Data records

—————

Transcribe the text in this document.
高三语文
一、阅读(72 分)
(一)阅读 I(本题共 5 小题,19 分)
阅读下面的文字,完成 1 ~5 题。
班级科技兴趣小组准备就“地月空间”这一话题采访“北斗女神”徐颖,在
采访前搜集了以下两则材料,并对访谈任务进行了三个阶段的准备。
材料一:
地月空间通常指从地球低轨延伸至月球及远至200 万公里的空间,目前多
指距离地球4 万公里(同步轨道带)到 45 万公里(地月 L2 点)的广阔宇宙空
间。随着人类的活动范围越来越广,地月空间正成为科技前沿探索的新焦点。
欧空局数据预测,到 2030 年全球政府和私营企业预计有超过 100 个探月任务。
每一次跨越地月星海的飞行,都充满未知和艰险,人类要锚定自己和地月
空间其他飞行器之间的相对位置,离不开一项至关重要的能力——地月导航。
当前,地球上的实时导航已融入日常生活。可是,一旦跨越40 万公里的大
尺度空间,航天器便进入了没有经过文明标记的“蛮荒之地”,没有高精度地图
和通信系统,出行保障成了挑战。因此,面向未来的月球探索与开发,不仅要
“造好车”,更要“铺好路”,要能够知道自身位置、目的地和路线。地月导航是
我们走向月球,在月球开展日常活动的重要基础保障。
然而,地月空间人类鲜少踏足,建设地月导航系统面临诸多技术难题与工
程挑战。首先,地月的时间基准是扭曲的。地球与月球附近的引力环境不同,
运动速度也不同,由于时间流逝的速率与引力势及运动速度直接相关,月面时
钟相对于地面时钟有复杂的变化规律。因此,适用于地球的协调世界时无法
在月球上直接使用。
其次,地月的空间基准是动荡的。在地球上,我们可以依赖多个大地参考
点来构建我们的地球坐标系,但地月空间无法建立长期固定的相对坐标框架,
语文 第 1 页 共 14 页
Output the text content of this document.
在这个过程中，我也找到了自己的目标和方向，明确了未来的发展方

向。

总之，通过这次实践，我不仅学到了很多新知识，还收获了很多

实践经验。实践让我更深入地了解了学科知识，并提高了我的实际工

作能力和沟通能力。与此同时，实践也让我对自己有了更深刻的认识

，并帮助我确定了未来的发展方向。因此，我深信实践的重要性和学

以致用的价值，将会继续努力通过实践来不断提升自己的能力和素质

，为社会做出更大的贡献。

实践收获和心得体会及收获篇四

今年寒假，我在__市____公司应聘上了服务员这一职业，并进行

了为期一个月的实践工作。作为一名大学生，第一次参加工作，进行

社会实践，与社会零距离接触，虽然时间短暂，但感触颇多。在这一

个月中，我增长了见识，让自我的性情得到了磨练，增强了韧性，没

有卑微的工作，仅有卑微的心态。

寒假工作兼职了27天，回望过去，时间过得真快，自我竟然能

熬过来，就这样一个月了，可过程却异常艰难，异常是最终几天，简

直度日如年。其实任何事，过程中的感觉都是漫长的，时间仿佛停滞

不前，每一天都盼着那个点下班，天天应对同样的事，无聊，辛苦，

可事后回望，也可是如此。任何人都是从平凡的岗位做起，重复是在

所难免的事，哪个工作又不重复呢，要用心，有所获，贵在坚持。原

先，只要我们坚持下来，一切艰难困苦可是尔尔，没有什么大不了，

—————

For each line in the data above that contains the string "this", extract the line.

Transcribe the text in this document.
Output the text content of this document.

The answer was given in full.